Show all lines from the data that include the word "Suites".

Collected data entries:
###
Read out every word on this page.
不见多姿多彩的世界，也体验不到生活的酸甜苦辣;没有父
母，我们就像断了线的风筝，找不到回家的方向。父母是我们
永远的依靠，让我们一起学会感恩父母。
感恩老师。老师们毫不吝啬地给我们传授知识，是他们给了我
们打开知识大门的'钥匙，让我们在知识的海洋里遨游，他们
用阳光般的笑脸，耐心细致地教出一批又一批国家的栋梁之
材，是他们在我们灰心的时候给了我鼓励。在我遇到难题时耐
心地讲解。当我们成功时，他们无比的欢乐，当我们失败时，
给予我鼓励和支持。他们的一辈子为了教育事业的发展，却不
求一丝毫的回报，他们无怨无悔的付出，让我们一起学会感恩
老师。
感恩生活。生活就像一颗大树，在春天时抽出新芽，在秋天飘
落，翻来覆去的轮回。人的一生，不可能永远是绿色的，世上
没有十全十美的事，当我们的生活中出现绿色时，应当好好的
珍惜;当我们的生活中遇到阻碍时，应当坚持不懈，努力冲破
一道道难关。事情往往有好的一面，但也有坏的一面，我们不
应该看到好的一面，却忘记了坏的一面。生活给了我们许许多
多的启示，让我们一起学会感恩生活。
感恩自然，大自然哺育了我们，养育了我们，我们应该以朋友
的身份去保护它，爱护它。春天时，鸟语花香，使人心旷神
###
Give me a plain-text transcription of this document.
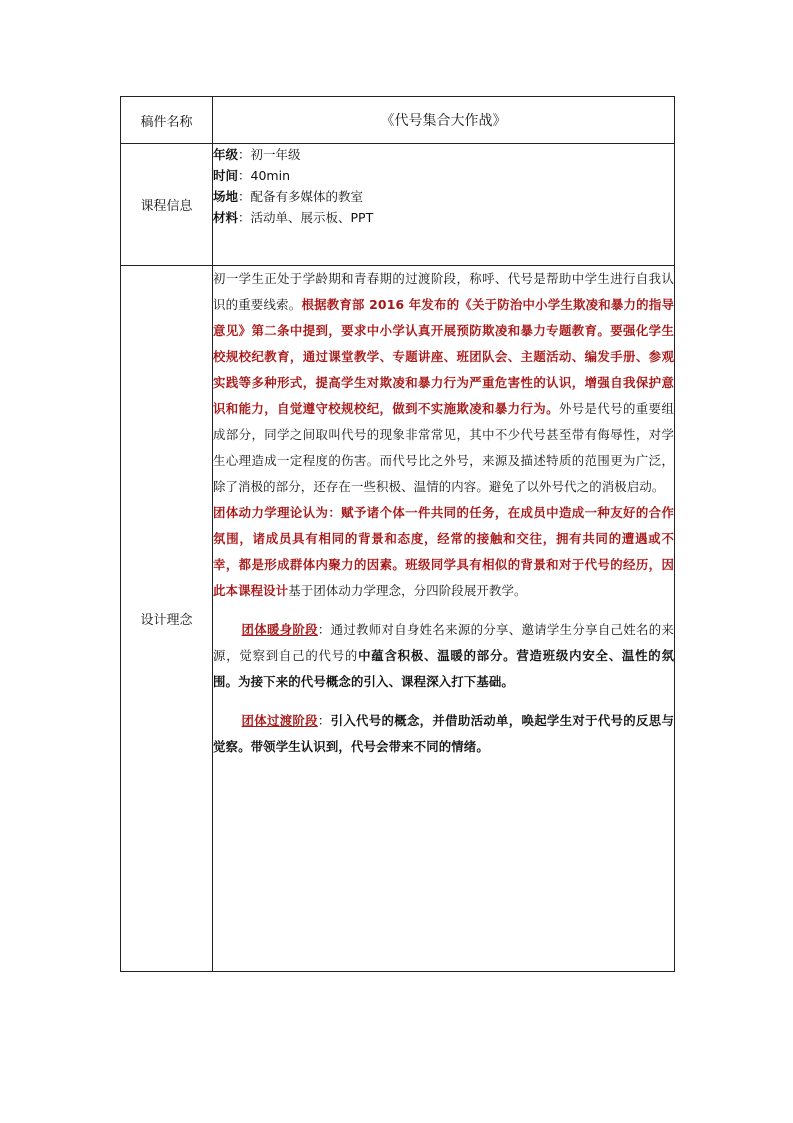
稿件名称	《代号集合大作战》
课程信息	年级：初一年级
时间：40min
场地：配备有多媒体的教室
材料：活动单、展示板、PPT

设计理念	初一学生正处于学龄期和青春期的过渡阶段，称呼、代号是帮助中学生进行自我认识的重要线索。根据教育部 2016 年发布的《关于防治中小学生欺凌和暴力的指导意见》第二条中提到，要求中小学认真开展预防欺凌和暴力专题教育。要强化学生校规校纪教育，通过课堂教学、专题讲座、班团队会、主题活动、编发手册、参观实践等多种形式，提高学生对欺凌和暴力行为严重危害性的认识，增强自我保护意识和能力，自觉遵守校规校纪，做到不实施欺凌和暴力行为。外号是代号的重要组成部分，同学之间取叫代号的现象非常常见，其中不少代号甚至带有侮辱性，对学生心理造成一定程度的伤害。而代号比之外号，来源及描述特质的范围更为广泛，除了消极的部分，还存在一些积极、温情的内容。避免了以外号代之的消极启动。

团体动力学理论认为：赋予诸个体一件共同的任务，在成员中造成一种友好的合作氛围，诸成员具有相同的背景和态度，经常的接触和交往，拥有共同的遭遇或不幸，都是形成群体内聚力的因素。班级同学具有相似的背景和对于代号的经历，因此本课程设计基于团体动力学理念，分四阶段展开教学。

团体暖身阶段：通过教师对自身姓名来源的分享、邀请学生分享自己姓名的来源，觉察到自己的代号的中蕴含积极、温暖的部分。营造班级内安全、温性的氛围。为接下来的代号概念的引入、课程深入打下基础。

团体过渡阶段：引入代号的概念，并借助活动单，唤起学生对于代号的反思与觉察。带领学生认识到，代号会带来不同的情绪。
###
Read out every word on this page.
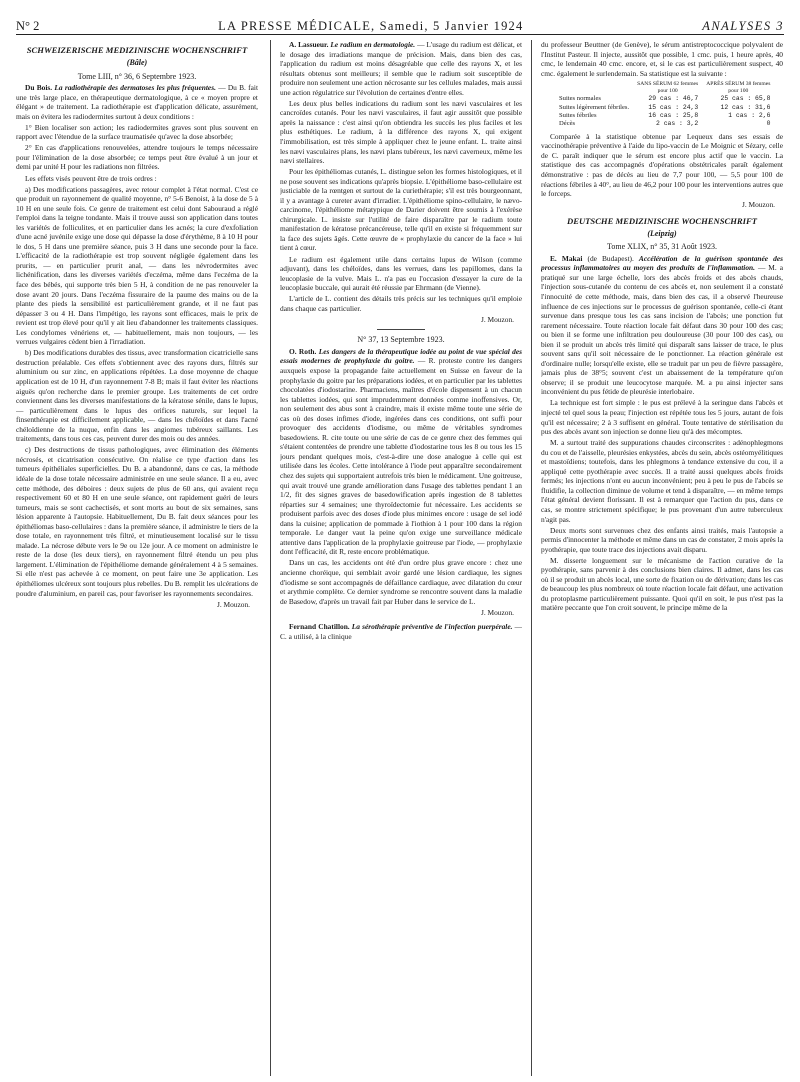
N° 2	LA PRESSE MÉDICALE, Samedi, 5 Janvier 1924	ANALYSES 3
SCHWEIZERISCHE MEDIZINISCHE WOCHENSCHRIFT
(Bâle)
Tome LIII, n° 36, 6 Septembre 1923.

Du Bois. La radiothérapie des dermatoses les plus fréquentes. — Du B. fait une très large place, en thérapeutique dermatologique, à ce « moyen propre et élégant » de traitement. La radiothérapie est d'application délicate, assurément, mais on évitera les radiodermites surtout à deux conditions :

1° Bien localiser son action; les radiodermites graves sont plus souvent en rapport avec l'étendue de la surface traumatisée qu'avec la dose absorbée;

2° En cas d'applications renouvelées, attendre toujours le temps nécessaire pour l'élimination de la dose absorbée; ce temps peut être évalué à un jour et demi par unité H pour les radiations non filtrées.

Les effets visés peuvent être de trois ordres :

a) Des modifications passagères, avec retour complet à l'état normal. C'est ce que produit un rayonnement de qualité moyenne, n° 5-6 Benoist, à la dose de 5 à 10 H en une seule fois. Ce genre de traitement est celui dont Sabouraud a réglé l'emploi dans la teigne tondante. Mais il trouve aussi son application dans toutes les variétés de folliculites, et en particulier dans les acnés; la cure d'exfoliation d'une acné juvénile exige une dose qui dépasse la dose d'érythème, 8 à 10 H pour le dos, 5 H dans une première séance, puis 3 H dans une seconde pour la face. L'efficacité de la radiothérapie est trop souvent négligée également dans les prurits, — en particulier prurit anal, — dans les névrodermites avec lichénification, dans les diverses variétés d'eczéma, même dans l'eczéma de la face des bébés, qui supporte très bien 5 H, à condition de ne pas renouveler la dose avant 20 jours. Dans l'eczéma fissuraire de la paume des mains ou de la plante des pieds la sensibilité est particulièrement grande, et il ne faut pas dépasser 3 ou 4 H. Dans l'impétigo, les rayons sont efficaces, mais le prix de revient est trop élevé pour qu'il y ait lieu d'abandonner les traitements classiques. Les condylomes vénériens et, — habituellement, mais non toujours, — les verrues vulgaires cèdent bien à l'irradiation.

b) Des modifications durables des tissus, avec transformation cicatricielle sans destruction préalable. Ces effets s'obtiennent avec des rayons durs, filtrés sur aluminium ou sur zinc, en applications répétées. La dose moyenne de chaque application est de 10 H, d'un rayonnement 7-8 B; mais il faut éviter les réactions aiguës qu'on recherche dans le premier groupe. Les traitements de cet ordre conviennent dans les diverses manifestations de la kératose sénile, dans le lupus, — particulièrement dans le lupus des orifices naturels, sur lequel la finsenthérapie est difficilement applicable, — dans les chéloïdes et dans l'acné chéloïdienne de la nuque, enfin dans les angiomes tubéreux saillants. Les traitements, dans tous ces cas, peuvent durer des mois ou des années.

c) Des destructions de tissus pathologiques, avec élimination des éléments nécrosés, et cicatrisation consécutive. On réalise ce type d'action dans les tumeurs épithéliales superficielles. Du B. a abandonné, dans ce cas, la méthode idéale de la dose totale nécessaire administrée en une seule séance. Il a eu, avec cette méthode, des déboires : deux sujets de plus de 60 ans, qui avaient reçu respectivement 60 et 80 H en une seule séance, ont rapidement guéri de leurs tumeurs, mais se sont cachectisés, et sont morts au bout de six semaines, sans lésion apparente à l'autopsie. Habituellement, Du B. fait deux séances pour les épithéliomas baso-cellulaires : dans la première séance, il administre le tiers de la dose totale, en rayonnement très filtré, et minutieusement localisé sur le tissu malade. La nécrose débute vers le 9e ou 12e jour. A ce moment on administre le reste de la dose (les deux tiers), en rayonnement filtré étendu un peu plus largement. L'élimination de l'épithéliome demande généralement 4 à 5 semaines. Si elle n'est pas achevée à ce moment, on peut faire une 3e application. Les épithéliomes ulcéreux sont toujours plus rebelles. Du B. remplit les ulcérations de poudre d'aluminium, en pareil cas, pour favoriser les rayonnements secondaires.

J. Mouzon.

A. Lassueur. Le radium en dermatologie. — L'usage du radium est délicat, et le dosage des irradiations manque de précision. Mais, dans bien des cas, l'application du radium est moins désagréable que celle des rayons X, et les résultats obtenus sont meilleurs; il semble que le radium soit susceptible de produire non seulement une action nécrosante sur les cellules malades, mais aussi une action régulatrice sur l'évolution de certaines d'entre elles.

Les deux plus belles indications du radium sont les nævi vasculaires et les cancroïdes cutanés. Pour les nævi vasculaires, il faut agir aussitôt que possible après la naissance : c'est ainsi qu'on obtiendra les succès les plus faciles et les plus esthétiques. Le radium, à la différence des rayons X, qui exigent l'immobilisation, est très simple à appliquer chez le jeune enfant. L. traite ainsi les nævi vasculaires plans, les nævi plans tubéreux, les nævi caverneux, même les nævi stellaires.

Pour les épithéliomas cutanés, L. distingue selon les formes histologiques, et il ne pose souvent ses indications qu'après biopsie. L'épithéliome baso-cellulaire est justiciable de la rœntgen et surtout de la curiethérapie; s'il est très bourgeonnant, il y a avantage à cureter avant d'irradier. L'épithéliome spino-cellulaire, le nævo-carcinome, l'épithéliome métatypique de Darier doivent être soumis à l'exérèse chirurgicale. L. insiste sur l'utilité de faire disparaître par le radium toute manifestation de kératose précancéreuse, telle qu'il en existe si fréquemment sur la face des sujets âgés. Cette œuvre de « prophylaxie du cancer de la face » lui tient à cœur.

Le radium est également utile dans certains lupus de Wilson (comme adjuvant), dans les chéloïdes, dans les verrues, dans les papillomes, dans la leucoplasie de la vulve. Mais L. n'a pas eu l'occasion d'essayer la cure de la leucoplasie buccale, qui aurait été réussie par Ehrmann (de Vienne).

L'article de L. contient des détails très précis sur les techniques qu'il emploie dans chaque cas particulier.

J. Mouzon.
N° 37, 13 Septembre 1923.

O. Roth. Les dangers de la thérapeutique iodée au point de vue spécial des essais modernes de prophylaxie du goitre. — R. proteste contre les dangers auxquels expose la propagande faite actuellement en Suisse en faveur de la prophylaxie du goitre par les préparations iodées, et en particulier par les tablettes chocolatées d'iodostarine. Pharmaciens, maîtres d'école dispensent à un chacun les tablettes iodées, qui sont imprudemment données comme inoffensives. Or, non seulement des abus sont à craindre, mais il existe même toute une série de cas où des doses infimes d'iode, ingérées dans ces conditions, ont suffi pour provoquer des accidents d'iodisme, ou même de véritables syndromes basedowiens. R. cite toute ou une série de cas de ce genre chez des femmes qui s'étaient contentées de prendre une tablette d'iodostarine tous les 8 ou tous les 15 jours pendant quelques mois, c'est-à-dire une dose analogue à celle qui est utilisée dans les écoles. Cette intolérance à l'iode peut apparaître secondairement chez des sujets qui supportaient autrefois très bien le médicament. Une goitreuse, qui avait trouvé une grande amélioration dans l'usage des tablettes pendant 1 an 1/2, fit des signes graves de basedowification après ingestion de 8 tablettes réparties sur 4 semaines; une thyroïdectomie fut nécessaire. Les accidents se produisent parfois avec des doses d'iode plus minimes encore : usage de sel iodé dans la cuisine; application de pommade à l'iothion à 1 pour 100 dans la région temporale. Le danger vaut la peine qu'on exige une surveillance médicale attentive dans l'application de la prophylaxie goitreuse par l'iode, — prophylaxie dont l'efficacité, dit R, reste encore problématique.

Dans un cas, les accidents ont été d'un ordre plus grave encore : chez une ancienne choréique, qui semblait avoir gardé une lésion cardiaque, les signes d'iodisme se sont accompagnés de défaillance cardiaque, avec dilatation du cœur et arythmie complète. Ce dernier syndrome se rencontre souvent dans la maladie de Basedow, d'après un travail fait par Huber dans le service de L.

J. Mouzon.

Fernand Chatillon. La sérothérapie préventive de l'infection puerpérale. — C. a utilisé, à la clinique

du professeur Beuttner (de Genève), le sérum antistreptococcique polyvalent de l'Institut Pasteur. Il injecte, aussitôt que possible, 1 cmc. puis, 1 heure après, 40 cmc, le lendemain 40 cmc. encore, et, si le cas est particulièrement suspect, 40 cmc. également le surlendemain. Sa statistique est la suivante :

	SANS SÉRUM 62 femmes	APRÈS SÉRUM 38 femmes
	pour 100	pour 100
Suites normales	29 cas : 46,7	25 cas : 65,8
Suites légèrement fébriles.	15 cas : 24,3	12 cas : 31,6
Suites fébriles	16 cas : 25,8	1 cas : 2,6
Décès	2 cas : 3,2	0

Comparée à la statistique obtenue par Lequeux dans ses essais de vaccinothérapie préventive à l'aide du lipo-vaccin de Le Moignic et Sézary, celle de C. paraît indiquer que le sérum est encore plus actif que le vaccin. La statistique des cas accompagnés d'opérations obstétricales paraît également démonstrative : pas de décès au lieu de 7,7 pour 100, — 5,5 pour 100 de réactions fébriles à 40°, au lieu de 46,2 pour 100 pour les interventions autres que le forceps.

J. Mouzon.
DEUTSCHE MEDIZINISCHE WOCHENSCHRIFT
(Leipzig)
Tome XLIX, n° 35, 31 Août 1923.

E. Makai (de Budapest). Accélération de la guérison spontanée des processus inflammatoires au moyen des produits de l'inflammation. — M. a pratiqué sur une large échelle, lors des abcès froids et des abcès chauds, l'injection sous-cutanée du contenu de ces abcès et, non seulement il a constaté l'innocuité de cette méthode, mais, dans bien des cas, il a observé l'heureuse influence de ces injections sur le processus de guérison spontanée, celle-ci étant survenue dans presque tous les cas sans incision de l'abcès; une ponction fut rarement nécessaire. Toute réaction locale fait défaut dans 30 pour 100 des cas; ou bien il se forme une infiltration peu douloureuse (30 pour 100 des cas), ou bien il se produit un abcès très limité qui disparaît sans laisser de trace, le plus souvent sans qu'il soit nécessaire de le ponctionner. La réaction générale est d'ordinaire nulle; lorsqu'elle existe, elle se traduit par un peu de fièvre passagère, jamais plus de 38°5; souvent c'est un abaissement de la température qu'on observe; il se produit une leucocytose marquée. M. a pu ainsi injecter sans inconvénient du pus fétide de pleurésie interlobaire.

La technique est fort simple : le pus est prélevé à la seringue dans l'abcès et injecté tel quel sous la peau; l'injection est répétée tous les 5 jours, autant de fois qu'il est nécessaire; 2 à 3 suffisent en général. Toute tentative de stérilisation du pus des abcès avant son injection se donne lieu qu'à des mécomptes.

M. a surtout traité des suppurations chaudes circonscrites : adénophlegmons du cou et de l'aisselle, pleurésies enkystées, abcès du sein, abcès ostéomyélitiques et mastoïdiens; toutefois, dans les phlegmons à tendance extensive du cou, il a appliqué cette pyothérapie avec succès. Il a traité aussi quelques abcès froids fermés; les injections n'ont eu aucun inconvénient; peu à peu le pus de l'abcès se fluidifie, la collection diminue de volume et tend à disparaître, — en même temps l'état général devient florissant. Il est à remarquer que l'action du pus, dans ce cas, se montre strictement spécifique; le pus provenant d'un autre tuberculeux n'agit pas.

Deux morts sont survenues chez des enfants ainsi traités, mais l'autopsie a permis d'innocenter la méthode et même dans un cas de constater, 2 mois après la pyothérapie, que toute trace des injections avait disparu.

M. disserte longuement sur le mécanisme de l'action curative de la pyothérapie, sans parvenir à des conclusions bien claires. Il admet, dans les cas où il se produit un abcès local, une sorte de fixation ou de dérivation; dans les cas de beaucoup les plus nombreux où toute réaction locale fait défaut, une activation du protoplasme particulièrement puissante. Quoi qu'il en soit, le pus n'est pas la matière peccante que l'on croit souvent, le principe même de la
###
OUTPUT:
Suites normales	29 cas : 46,7	25 cas : 65,8
Suites légèrement fébriles.	15 cas : 24,3	12 cas : 31,6
Suites fébriles	16 cas : 25,8	1 cas : 2,6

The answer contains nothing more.